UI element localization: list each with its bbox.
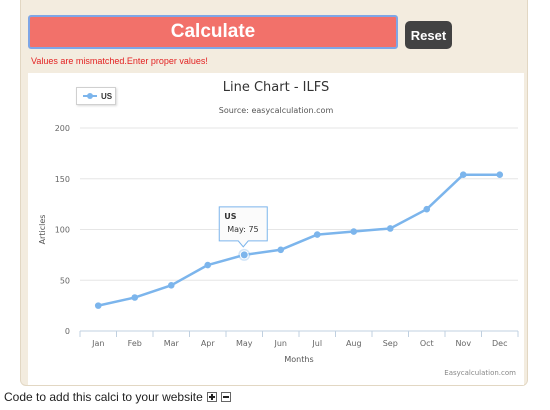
y-axis-title: Articles — [38, 215, 47, 245]
plus-box-icon[interactable] — [206, 392, 217, 402]
minus-box-icon[interactable] — [220, 392, 231, 402]
data-point — [386, 225, 394, 232]
series-line-us — [97, 173, 500, 307]
y-tick-label: 150 — [55, 175, 70, 184]
y-tick-label: 50 — [60, 276, 70, 285]
chart-credit[interactable]: Easycalculation.com — [444, 369, 516, 377]
data-point — [313, 231, 321, 238]
data-point — [496, 171, 504, 178]
x-tick-label: Apr — [201, 339, 216, 348]
x-tick-label: Dec — [492, 339, 507, 348]
hover-point — [239, 250, 249, 260]
x-tick-label: Oct — [420, 339, 434, 348]
error-message: Values are mismatched.Enter proper value… — [31, 56, 208, 66]
x-tick-label: Nov — [455, 339, 471, 348]
y-tick-label: 100 — [55, 226, 70, 235]
tooltip-value: May: 75 — [227, 225, 258, 234]
data-point — [423, 205, 431, 213]
embed-code-text: Code to add this calci to your website — [4, 390, 203, 404]
data-point — [350, 228, 358, 235]
reset-button[interactable]: Reset — [405, 21, 452, 49]
chart-legend[interactable]: US — [76, 87, 116, 105]
x-tick-label: Sep — [383, 339, 398, 348]
x-tick-label: May — [236, 339, 253, 348]
y-tick-label: 200 — [55, 124, 70, 133]
legend-label-us: US — [101, 91, 113, 101]
x-tick-label: Feb — [128, 339, 142, 348]
data-point — [131, 294, 139, 301]
data-point — [94, 302, 102, 309]
data-point — [459, 171, 467, 178]
line-chart: 0 50 100 150 200 Jan Feb Mar Apr May Jun Jul Aug Sep O… — [28, 73, 524, 385]
chart-title: Line Chart - ILFS — [222, 80, 330, 95]
calculate-button[interactable]: Calculate — [28, 15, 398, 49]
tooltip-box — [218, 206, 268, 248]
chart-canvas: 0 50 100 150 200 Jan Feb Mar Apr May Jun Jul Aug Sep O… — [38, 124, 519, 364]
x-axis-title: Months — [284, 355, 313, 364]
data-point — [167, 282, 175, 289]
x-tick-label: Aug — [346, 339, 362, 348]
x-tick-label: Jun — [274, 339, 288, 348]
legend-line-icon — [83, 92, 97, 100]
data-point — [277, 246, 285, 254]
x-tick-label: Mar — [164, 339, 180, 348]
x-tick-label: Jan — [91, 339, 104, 348]
x-tick-label: Jul — [311, 339, 322, 348]
chart-subtitle: Source: easycalculation.com — [218, 106, 334, 115]
data-point — [204, 261, 212, 269]
tooltip-series: US — [224, 212, 236, 221]
y-tick-label: 0 — [65, 327, 70, 336]
embed-code-row: Code to add this calci to your website — [4, 390, 231, 404]
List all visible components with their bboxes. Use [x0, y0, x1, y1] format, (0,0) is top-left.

* * * * * * *

# Task instructions:
Lay out every line of the rows above as a Markdown table with the columns No. and Line, numbering each line and skipping blank lines. Leave the pictures out.

# Task result:
| No. | Line |
|---|---|
| 1 | UI element localization: list each with its bbox. |
| 2 | y-axis-title: Articles — [38, 215, 47, 245] |
| 3 | plus-box-icon[interactable] — [206, 392, 217, 402] |
| 4 | minus-box-icon[interactable] — [220, 392, 231, 402] |
| 5 | data-point — [386, 225, 394, 232] |
| 6 | series-line-us — [97, 173, 500, 307] |
| 7 | y-tick-label: 150 — [55, 175, 70, 184] |
| 8 | y-tick-label: 50 — [60, 276, 70, 285] |
| 9 | chart-credit[interactable]: Easycalculation.com — [444, 369, 516, 377] |
| 10 | data-point — [313, 231, 321, 238] |
| 11 | data-point — [496, 171, 504, 178] |
| 12 | x-tick-label: Apr — [201, 339, 216, 348] |
| 13 | x-tick-label: Dec — [492, 339, 507, 348] |
| 14 | hover-point — [239, 250, 249, 260] |
| 15 | x-tick-label: Oct — [420, 339, 434, 348] |
| 16 | error-message: Values are mismatched.Enter proper value… — [31, 56, 208, 66] |
| 17 | x-tick-label: Nov — [455, 339, 471, 348] |
| 18 | y-tick-label: 100 — [55, 226, 70, 235] |
| 19 | tooltip-value: May: 75 — [227, 225, 258, 234] |
| 20 | data-point — [423, 205, 431, 213] |
| 21 | embed-code-text: Code to add this calci to your website — [4, 390, 203, 404] |
| 22 | data-point — [350, 228, 358, 235] |
| 23 | reset-button[interactable]: Reset — [405, 21, 452, 49] |
| 24 | chart-legend[interactable]: US — [76, 87, 116, 105] |
| 25 | x-tick-label: Sep — [383, 339, 398, 348] |
| 26 | x-tick-label: May — [236, 339, 253, 348] |
| 27 | y-tick-label: 200 — [55, 124, 70, 133] |
| 28 | legend-label-us: US — [101, 91, 113, 101] |
| 29 | x-tick-label: Feb — [128, 339, 142, 348] |
| 30 | data-point — [131, 294, 139, 301] |
| 31 | data-point — [94, 302, 102, 309] |
| 32 | data-point — [459, 171, 467, 178] |
| 33 | line-chart: 0 50 100 150 200 Jan Feb Mar Apr May Jun Jul Aug Sep O… — [28, 73, 524, 385] |
| 34 | chart-title: Line Chart - ILFS — [222, 80, 330, 95] |
| 35 | calculate-button[interactable]: Calculate — [28, 15, 398, 49] |
| 36 | tooltip-box — [218, 206, 268, 248] |
| 37 | chart-canvas: 0 50 100 150 200 Jan Feb Mar Apr May Jun Jul Aug Sep O… — [38, 124, 519, 364] |
| 38 | x-axis-title: Months — [284, 355, 313, 364] |
| 39 | data-point — [167, 282, 175, 289] |
| 40 | x-tick-label: Aug — [346, 339, 362, 348] |
| 41 | x-tick-label: Jun — [274, 339, 288, 348] |
| 42 | legend-line-icon — [83, 92, 97, 100] |
| 43 | data-point — [277, 246, 285, 254] |
| 44 | x-tick-label: Mar — [164, 339, 180, 348] |
| 45 | x-tick-label: Jan — [91, 339, 104, 348] |
| 46 | x-tick-label: Jul — [311, 339, 322, 348] |
| 47 | chart-subtitle: Source: easycalculation.com — [218, 106, 334, 115] |
| 48 | data-point — [204, 261, 212, 269] |
| 49 | tooltip-series: US — [224, 212, 236, 221] |
| 50 | y-tick-label: 0 — [65, 327, 70, 336] |
| 51 | embed-code-row: Code to add this calci to your website — [4, 390, 231, 404] |
| 52 | List all visible components with their bboxes. Use [x0, y0, x1, y1] format, (0,0) is top-left. |